*REQUEST*:
Repeat the material exactly, every line of it.

━━ SUPPLIED DATA ━━

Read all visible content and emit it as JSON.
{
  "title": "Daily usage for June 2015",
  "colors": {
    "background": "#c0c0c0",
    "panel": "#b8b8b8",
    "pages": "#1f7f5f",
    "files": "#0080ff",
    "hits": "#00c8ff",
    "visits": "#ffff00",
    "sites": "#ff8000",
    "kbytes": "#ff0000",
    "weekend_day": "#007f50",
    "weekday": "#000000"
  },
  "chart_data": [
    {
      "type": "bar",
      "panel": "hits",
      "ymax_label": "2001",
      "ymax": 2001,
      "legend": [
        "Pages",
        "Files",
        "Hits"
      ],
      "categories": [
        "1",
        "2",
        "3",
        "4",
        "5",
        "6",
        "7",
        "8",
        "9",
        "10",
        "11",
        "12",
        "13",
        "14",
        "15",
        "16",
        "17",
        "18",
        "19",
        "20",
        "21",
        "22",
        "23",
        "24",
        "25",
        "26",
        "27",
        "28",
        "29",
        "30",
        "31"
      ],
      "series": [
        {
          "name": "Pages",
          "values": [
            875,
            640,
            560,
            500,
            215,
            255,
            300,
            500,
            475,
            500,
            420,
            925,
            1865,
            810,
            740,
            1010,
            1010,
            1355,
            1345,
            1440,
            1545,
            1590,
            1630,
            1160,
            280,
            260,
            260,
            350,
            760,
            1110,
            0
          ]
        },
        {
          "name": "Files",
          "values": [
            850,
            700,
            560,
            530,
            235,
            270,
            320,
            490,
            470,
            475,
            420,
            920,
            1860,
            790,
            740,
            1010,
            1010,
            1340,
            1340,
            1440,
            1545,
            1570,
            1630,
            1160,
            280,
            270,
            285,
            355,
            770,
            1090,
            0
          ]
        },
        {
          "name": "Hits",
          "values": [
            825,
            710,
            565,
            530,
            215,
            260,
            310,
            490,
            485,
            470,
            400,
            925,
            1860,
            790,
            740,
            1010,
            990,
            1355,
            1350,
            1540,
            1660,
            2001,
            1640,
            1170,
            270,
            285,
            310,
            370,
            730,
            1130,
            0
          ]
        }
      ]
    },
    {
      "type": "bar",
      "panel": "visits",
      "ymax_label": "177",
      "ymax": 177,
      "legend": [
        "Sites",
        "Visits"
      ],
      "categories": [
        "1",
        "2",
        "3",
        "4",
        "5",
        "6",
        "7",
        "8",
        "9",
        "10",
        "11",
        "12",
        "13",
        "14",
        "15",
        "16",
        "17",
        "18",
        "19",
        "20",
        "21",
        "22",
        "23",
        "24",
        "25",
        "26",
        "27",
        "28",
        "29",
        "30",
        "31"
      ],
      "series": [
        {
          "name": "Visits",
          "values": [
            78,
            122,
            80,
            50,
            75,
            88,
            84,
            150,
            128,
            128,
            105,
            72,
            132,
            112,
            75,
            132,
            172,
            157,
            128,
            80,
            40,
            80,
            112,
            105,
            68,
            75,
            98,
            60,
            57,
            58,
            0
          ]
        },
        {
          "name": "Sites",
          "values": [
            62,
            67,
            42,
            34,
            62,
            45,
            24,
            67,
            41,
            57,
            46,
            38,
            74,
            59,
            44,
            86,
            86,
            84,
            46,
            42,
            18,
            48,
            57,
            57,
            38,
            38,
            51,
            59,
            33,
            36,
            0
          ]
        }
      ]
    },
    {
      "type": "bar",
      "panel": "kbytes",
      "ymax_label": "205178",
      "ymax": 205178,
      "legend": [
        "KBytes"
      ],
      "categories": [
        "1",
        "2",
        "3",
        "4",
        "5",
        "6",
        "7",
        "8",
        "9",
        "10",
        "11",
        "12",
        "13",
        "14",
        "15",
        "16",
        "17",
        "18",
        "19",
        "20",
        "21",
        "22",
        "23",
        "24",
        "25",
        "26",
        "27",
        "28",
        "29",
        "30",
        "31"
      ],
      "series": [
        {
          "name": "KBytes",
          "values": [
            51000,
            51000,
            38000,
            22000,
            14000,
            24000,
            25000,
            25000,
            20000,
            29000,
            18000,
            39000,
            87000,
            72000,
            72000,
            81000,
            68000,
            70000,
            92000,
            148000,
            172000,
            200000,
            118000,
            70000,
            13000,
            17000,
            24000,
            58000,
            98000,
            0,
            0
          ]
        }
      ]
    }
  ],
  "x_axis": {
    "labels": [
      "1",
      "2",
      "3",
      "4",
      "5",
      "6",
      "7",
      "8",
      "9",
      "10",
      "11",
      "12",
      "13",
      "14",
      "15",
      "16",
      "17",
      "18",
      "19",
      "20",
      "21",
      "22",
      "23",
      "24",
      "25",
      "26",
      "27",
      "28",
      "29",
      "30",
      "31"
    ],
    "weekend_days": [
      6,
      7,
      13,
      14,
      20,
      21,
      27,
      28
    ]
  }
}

━━━

*EXERCISE SOLUTION*:
Read all visible content and emit it as JSON.
{
  "title": "Daily usage for June 2015",
  "colors": {
    "background": "#c0c0c0",
    "panel": "#b8b8b8",
    "pages": "#1f7f5f",
    "files": "#0080ff",
    "hits": "#00c8ff",
    "visits": "#ffff00",
    "sites": "#ff8000",
    "kbytes": "#ff0000",
    "weekend_day": "#007f50",
    "weekday": "#000000"
  },
  "chart_data": [
    {
      "type": "bar",
      "panel": "hits",
      "ymax_label": "2001",
      "ymax": 2001,
      "legend": [
        "Pages",
        "Files",
        "Hits"
      ],
      "categories": [
        "1",
        "2",
        "3",
        "4",
        "5",
        "6",
        "7",
        "8",
        "9",
        "10",
        "11",
        "12",
        "13",
        "14",
        "15",
        "16",
        "17",
        "18",
        "19",
        "20",
        "21",
        "22",
        "23",
        "24",
        "25",
        "26",
        "27",
        "28",
        "29",
        "30",
        "31"
      ],
      "series": [
        {
          "name": "Pages",
          "values": [
            875,
            640,
            560,
            500,
            215,
            255,
            300,
            500,
            475,
            500,
            420,
            925,
            1865,
            810,
            740,
            1010,
            1010,
            1355,
            1345,
            1440,
            1545,
            1590,
            1630,
            1160,
            280,
            260,
            260,
            350,
            760,
            1110,
            0
          ]
        },
        {
          "name": "Files",
          "values": [
            850,
            700,
            560,
            530,
            235,
            270,
            320,
            490,
            470,
            475,
            420,
            920,
            1860,
            790,
            740,
            1010,
            1010,
            1340,
            1340,
            1440,
            1545,
            1570,
            1630,
            1160,
            280,
            270,
            285,
            355,
            770,
            1090,
            0
          ]
        },
        {
          "name": "Hits",
          "values": [
            825,
            710,
            565,
            530,
            215,
            260,
            310,
            490,
            485,
            470,
            400,
            925,
            1860,
            790,
            740,
            1010,
            990,
            1355,
            1350,
            1540,
            1660,
            2001,
            1640,
            1170,
            270,
            285,
            310,
            370,
            730,
            1130,
            0
          ]
        }
      ]
    },
    {
      "type": "bar",
      "panel": "visits",
      "ymax_label": "177",
      "ymax": 177,
      "legend": [
        "Sites",
        "Visits"
      ],
      "categories": [
        "1",
        "2",
        "3",
        "4",
        "5",
        "6",
        "7",
        "8",
        "9",
        "10",
        "11",
        "12",
        "13",
        "14",
        "15",
        "16",
        "17",
        "18",
        "19",
        "20",
        "21",
        "22",
        "23",
        "24",
        "25",
        "26",
        "27",
        "28",
        "29",
        "30",
        "31"
      ],
      "series": [
        {
          "name": "Visits",
          "values": [
            78,
            122,
            80,
            50,
            75,
            88,
            84,
            150,
            128,
            128,
            105,
            72,
            132,
            112,
            75,
            132,
            172,
            157,
            128,
            80,
            40,
            80,
            112,
            105,
            68,
            75,
            98,
            60,
            57,
            58,
            0
          ]
        },
        {
          "name": "Sites",
          "values": [
            62,
            67,
            42,
            34,
            62,
            45,
            24,
            67,
            41,
            57,
            46,
            38,
            74,
            59,
            44,
            86,
            86,
            84,
            46,
            42,
            18,
            48,
            57,
            57,
            38,
            38,
            51,
            59,
            33,
            36,
            0
          ]
        }
      ]
    },
    {
      "type": "bar",
      "panel": "kbytes",
      "ymax_label": "205178",
      "ymax": 205178,
      "legend": [
        "KBytes"
      ],
      "categories": [
        "1",
        "2",
        "3",
        "4",
        "5",
        "6",
        "7",
        "8",
        "9",
        "10",
        "11",
        "12",
        "13",
        "14",
        "15",
        "16",
        "17",
        "18",
        "19",
        "20",
        "21",
        "22",
        "23",
        "24",
        "25",
        "26",
        "27",
        "28",
        "29",
        "30",
        "31"
      ],
      "series": [
        {
          "name": "KBytes",
          "values": [
            51000,
            51000,
            38000,
            22000,
            14000,
            24000,
            25000,
            25000,
            20000,
            29000,
            18000,
            39000,
            87000,
            72000,
            72000,
            81000,
            68000,
            70000,
            92000,
            148000,
            172000,
            200000,
            118000,
            70000,
            13000,
            17000,
            24000,
            58000,
            98000,
            0,
            0
          ]
        }
      ]
    }
  ],
  "x_axis": {
    "labels": [
      "1",
      "2",
      "3",
      "4",
      "5",
      "6",
      "7",
      "8",
      "9",
      "10",
      "11",
      "12",
      "13",
      "14",
      "15",
      "16",
      "17",
      "18",
      "19",
      "20",
      "21",
      "22",
      "23",
      "24",
      "25",
      "26",
      "27",
      "28",
      "29",
      "30",
      "31"
    ],
    "weekend_days": [
      6,
      7,
      13,
      14,
      20,
      21,
      27,
      28
    ]
  }
}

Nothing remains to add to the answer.